*Provided records*
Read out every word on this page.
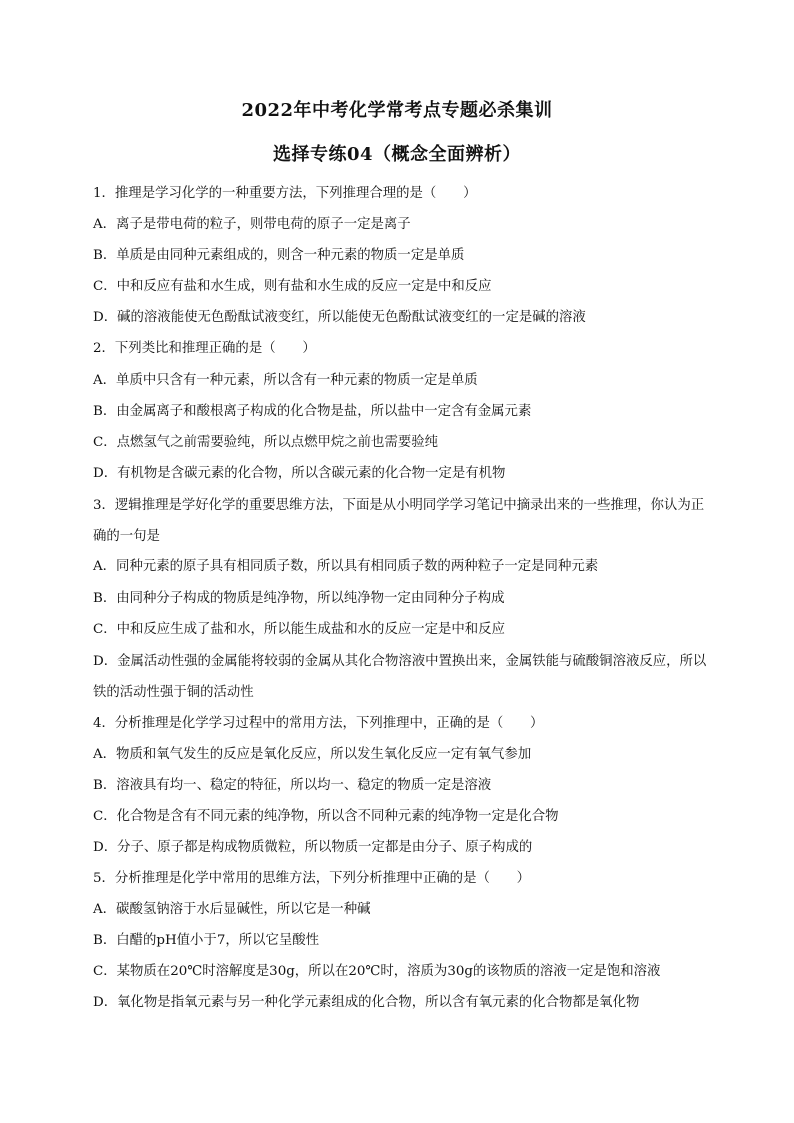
2022年中考化学常考点专题必杀集训
选择专练04（概念全面辨析）
1．推理是学习化学的一种重要方法，下列推理合理的是（　　）
A．离子是带电荷的粒子，则带电荷的原子一定是离子
B．单质是由同种元素组成的，则含一种元素的物质一定是单质
C．中和反应有盐和水生成，则有盐和水生成的反应一定是中和反应
D．碱的溶液能使无色酚酞试液变红，所以能使无色酚酞试液变红的一定是碱的溶液
2．下列类比和推理正确的是（　　）
A．单质中只含有一种元素，所以含有一种元素的物质一定是单质
B．由金属离子和酸根离子构成的化合物是盐，所以盐中一定含有金属元素
C．点燃氢气之前需要验纯，所以点燃甲烷之前也需要验纯
D．有机物是含碳元素的化合物，所以含碳元素的化合物一定是有机物
3．逻辑推理是学好化学的重要思维方法，下面是从小明同学学习笔记中摘录出来的一些推理，你认为正确的一句是
A．同种元素的原子具有相同质子数，所以具有相同质子数的两种粒子一定是同种元素
B．由同种分子构成的物质是纯净物，所以纯净物一定由同种分子构成
C．中和反应生成了盐和水，所以能生成盐和水的反应一定是中和反应
D．金属活动性强的金属能将较弱的金属从其化合物溶液中置换出来，金属铁能与硫酸铜溶液反应，所以铁的活动性强于铜的活动性
4．分析推理是化学学习过程中的常用方法，下列推理中，正确的是（　　）
A．物质和氧气发生的反应是氧化反应，所以发生氧化反应一定有氧气参加
B．溶液具有均一、稳定的特征，所以均一、稳定的物质一定是溶液
C．化合物是含有不同元素的纯净物，所以含不同种元素的纯净物一定是化合物
D．分子、原子都是构成物质微粒，所以物质一定都是由分子、原子构成的
5．分析推理是化学中常用的思维方法，下列分析推理中正确的是（　　）
A．碳酸氢钠溶于水后显碱性，所以它是一种碱
B．白醋的pH值小于7，所以它呈酸性
C．某物质在20℃时溶解度是30g，所以在20℃时，溶质为30g的该物质的溶液一定是饱和溶液
D．氧化物是指氧元素与另一种化学元素组成的化合物，所以含有氧元素的化合物都是氧化物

*Aim*
All of the records need repeating exactly, except for the pictures.

*Written response*
Read out every word on this page.
2022年中考化学常考点专题必杀集训
选择专练04（概念全面辨析）
1．推理是学习化学的一种重要方法，下列推理合理的是（　　）
A．离子是带电荷的粒子，则带电荷的原子一定是离子
B．单质是由同种元素组成的，则含一种元素的物质一定是单质
C．中和反应有盐和水生成，则有盐和水生成的反应一定是中和反应
D．碱的溶液能使无色酚酞试液变红，所以能使无色酚酞试液变红的一定是碱的溶液
2．下列类比和推理正确的是（　　）
A．单质中只含有一种元素，所以含有一种元素的物质一定是单质
B．由金属离子和酸根离子构成的化合物是盐，所以盐中一定含有金属元素
C．点燃氢气之前需要验纯，所以点燃甲烷之前也需要验纯
D．有机物是含碳元素的化合物，所以含碳元素的化合物一定是有机物
3．逻辑推理是学好化学的重要思维方法，下面是从小明同学学习笔记中摘录出来的一些推理，你认为正确的一句是
A．同种元素的原子具有相同质子数，所以具有相同质子数的两种粒子一定是同种元素
B．由同种分子构成的物质是纯净物，所以纯净物一定由同种分子构成
C．中和反应生成了盐和水，所以能生成盐和水的反应一定是中和反应
D．金属活动性强的金属能将较弱的金属从其化合物溶液中置换出来，金属铁能与硫酸铜溶液反应，所以铁的活动性强于铜的活动性
4．分析推理是化学学习过程中的常用方法，下列推理中，正确的是（　　）
A．物质和氧气发生的反应是氧化反应，所以发生氧化反应一定有氧气参加
B．溶液具有均一、稳定的特征，所以均一、稳定的物质一定是溶液
C．化合物是含有不同元素的纯净物，所以含不同种元素的纯净物一定是化合物
D．分子、原子都是构成物质微粒，所以物质一定都是由分子、原子构成的
5．分析推理是化学中常用的思维方法，下列分析推理中正确的是（　　）
A．碳酸氢钠溶于水后显碱性，所以它是一种碱
B．白醋的pH值小于7，所以它呈酸性
C．某物质在20℃时溶解度是30g，所以在20℃时，溶质为30g的该物质的溶液一定是饱和溶液
D．氧化物是指氧元素与另一种化学元素组成的化合物，所以含有氧元素的化合物都是氧化物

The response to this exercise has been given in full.